+++ Input for this task

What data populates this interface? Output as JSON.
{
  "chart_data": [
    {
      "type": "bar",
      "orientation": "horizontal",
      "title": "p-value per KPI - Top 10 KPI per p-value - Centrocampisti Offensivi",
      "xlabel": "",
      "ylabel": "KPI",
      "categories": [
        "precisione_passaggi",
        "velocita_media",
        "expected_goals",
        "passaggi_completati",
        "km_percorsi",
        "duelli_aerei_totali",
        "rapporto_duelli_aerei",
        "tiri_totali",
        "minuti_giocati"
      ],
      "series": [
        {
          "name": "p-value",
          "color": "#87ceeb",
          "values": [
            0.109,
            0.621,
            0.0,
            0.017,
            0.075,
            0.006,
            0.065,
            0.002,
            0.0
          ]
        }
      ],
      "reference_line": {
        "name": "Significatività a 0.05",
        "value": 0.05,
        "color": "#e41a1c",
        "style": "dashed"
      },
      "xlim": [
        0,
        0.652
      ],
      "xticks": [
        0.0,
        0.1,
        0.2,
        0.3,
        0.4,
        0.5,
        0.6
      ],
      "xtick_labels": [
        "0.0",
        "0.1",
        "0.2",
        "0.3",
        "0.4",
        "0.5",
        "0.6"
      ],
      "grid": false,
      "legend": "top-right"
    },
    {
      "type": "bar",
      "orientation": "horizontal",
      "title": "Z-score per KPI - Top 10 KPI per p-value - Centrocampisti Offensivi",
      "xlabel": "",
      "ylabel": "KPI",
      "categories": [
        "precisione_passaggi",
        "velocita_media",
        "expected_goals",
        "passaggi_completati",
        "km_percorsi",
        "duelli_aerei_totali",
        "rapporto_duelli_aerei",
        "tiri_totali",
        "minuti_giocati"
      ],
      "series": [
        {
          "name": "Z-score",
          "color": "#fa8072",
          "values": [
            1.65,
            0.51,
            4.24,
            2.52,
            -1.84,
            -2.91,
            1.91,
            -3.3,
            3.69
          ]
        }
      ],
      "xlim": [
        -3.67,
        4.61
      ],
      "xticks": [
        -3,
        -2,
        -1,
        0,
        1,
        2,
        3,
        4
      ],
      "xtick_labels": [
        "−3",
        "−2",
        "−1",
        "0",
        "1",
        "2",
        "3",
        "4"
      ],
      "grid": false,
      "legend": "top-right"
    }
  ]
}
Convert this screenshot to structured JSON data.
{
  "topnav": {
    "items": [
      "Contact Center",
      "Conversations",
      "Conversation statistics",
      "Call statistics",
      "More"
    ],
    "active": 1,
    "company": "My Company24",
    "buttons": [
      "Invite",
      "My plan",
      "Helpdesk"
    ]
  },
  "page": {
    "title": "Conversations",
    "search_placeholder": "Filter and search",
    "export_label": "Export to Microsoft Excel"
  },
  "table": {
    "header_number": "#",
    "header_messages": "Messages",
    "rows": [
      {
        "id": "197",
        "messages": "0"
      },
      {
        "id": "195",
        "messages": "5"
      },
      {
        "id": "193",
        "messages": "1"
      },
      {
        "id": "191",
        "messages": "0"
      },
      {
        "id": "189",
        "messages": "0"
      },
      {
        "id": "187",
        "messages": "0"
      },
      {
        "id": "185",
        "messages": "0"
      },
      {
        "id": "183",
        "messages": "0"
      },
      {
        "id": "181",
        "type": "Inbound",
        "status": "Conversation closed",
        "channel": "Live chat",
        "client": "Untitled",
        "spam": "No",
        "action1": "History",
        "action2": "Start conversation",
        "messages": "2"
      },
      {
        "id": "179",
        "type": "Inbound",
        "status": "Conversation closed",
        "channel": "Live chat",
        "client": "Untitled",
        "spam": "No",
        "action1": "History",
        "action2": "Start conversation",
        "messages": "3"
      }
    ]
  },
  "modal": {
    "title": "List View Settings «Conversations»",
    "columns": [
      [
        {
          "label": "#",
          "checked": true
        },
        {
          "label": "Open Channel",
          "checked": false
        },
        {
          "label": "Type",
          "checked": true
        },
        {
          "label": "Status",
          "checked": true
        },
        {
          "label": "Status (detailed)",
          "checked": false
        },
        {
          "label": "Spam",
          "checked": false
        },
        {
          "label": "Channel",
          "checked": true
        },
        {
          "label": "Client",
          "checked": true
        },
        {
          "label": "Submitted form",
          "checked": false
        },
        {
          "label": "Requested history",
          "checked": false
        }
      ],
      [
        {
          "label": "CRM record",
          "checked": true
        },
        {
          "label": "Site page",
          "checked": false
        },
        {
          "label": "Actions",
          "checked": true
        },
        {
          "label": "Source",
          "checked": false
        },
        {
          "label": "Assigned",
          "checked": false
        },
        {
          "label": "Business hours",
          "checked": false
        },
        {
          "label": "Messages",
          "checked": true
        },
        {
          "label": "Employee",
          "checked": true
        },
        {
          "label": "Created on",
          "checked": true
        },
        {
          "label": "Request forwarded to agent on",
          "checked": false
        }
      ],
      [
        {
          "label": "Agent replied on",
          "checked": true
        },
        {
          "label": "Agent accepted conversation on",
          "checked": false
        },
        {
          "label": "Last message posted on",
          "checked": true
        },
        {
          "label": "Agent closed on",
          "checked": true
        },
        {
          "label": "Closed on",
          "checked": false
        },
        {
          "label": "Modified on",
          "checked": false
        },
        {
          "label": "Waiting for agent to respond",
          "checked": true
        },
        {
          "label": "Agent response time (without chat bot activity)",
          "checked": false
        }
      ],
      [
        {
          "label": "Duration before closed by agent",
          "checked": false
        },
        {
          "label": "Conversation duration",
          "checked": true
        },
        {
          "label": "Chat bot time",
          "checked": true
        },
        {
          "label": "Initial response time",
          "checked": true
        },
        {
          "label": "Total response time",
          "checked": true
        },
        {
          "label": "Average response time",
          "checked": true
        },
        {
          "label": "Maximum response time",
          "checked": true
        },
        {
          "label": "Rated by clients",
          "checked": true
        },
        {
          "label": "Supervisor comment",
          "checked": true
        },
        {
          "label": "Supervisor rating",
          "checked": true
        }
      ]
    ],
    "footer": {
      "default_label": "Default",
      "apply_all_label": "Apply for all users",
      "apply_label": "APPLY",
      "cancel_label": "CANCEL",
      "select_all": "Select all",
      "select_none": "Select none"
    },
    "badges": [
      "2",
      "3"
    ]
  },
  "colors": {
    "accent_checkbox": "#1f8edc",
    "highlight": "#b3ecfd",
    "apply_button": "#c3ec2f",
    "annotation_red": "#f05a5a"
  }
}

++++++

Print all of the entries exactly as they appear.

Response below >>
What data populates this interface? Output as JSON.
{
  "chart_data": [
    {
      "type": "bar",
      "orientation": "horizontal",
      "title": "p-value per KPI - Top 10 KPI per p-value - Centrocampisti Offensivi",
      "xlabel": "",
      "ylabel": "KPI",
      "categories": [
        "precisione_passaggi",
        "velocita_media",
        "expected_goals",
        "passaggi_completati",
        "km_percorsi",
        "duelli_aerei_totali",
        "rapporto_duelli_aerei",
        "tiri_totali",
        "minuti_giocati"
      ],
      "series": [
        {
          "name": "p-value",
          "color": "#87ceeb",
          "values": [
            0.109,
            0.621,
            0.0,
            0.017,
            0.075,
            0.006,
            0.065,
            0.002,
            0.0
          ]
        }
      ],
      "reference_line": {
        "name": "Significatività a 0.05",
        "value": 0.05,
        "color": "#e41a1c",
        "style": "dashed"
      },
      "xlim": [
        0,
        0.652
      ],
      "xticks": [
        0.0,
        0.1,
        0.2,
        0.3,
        0.4,
        0.5,
        0.6
      ],
      "xtick_labels": [
        "0.0",
        "0.1",
        "0.2",
        "0.3",
        "0.4",
        "0.5",
        "0.6"
      ],
      "grid": false,
      "legend": "top-right"
    },
    {
      "type": "bar",
      "orientation": "horizontal",
      "title": "Z-score per KPI - Top 10 KPI per p-value - Centrocampisti Offensivi",
      "xlabel": "",
      "ylabel": "KPI",
      "categories": [
        "precisione_passaggi",
        "velocita_media",
        "expected_goals",
        "passaggi_completati",
        "km_percorsi",
        "duelli_aerei_totali",
        "rapporto_duelli_aerei",
        "tiri_totali",
        "minuti_giocati"
      ],
      "series": [
        {
          "name": "Z-score",
          "color": "#fa8072",
          "values": [
            1.65,
            0.51,
            4.24,
            2.52,
            -1.84,
            -2.91,
            1.91,
            -3.3,
            3.69
          ]
        }
      ],
      "xlim": [
        -3.67,
        4.61
      ],
      "xticks": [
        -3,
        -2,
        -1,
        0,
        1,
        2,
        3,
        4
      ],
      "xtick_labels": [
        "−3",
        "−2",
        "−1",
        "0",
        "1",
        "2",
        "3",
        "4"
      ],
      "grid": false,
      "legend": "top-right"
    }
  ]
}
Convert this screenshot to structured JSON data.
{
  "topnav": {
    "items": [
      "Contact Center",
      "Conversations",
      "Conversation statistics",
      "Call statistics",
      "More"
    ],
    "active": 1,
    "company": "My Company24",
    "buttons": [
      "Invite",
      "My plan",
      "Helpdesk"
    ]
  },
  "page": {
    "title": "Conversations",
    "search_placeholder": "Filter and search",
    "export_label": "Export to Microsoft Excel"
  },
  "table": {
    "header_number": "#",
    "header_messages": "Messages",
    "rows": [
      {
        "id": "197",
        "messages": "0"
      },
      {
        "id": "195",
        "messages": "5"
      },
      {
        "id": "193",
        "messages": "1"
      },
      {
        "id": "191",
        "messages": "0"
      },
      {
        "id": "189",
        "messages": "0"
      },
      {
        "id": "187",
        "messages": "0"
      },
      {
        "id": "185",
        "messages": "0"
      },
      {
        "id": "183",
        "messages": "0"
      },
      {
        "id": "181",
        "type": "Inbound",
        "status": "Conversation closed",
        "channel": "Live chat",
        "client": "Untitled",
        "spam": "No",
        "action1": "History",
        "action2": "Start conversation",
        "messages": "2"
      },
      {
        "id": "179",
        "type": "Inbound",
        "status": "Conversation closed",
        "channel": "Live chat",
        "client": "Untitled",
        "spam": "No",
        "action1": "History",
        "action2": "Start conversation",
        "messages": "3"
      }
    ]
  },
  "modal": {
    "title": "List View Settings «Conversations»",
    "columns": [
      [
        {
          "label": "#",
          "checked": true
        },
        {
          "label": "Open Channel",
          "checked": false
        },
        {
          "label": "Type",
          "checked": true
        },
        {
          "label": "Status",
          "checked": true
        },
        {
          "label": "Status (detailed)",
          "checked": false
        },
        {
          "label": "Spam",
          "checked": false
        },
        {
          "label": "Channel",
          "checked": true
        },
        {
          "label": "Client",
          "checked": true
        },
        {
          "label": "Submitted form",
          "checked": false
        },
        {
          "label": "Requested history",
          "checked": false
        }
      ],
      [
        {
          "label": "CRM record",
          "checked": true
        },
        {
          "label": "Site page",
          "checked": false
        },
        {
          "label": "Actions",
          "checked": true
        },
        {
          "label": "Source",
          "checked": false
        },
        {
          "label": "Assigned",
          "checked": false
        },
        {
          "label": "Business hours",
          "checked": false
        },
        {
          "label": "Messages",
          "checked": true
        },
        {
          "label": "Employee",
          "checked": true
        },
        {
          "label": "Created on",
          "checked": true
        },
        {
          "label": "Request forwarded to agent on",
          "checked": false
        }
      ],
      [
        {
          "label": "Agent replied on",
          "checked": true
        },
        {
          "label": "Agent accepted conversation on",
          "checked": false
        },
        {
          "label": "Last message posted on",
          "checked": true
        },
        {
          "label": "Agent closed on",
          "checked": true
        },
        {
          "label": "Closed on",
          "checked": false
        },
        {
          "label": "Modified on",
          "checked": false
        },
        {
          "label": "Waiting for agent to respond",
          "checked": true
        },
        {
          "label": "Agent response time (without chat bot activity)",
          "checked": false
        }
      ],
      [
        {
          "label": "Duration before closed by agent",
          "checked": false
        },
        {
          "label": "Conversation duration",
          "checked": true
        },
        {
          "label": "Chat bot time",
          "checked": true
        },
        {
          "label": "Initial response time",
          "checked": true
        },
        {
          "label": "Total response time",
          "checked": true
        },
        {
          "label": "Average response time",
          "checked": true
        },
        {
          "label": "Maximum response time",
          "checked": true
        },
        {
          "label": "Rated by clients",
          "checked": true
        },
        {
          "label": "Supervisor comment",
          "checked": true
        },
        {
          "label": "Supervisor rating",
          "checked": true
        }
      ]
    ],
    "footer": {
      "default_label": "Default",
      "apply_all_label": "Apply for all users",
      "apply_label": "APPLY",
      "cancel_label": "CANCEL",
      "select_all": "Select all",
      "select_none": "Select none"
    },
    "badges": [
      "2",
      "3"
    ]
  },
  "colors": {
    "accent_checkbox": "#1f8edc",
    "highlight": "#b3ecfd",
    "apply_button": "#c3ec2f",
    "annotation_red": "#f05a5a"
  }
}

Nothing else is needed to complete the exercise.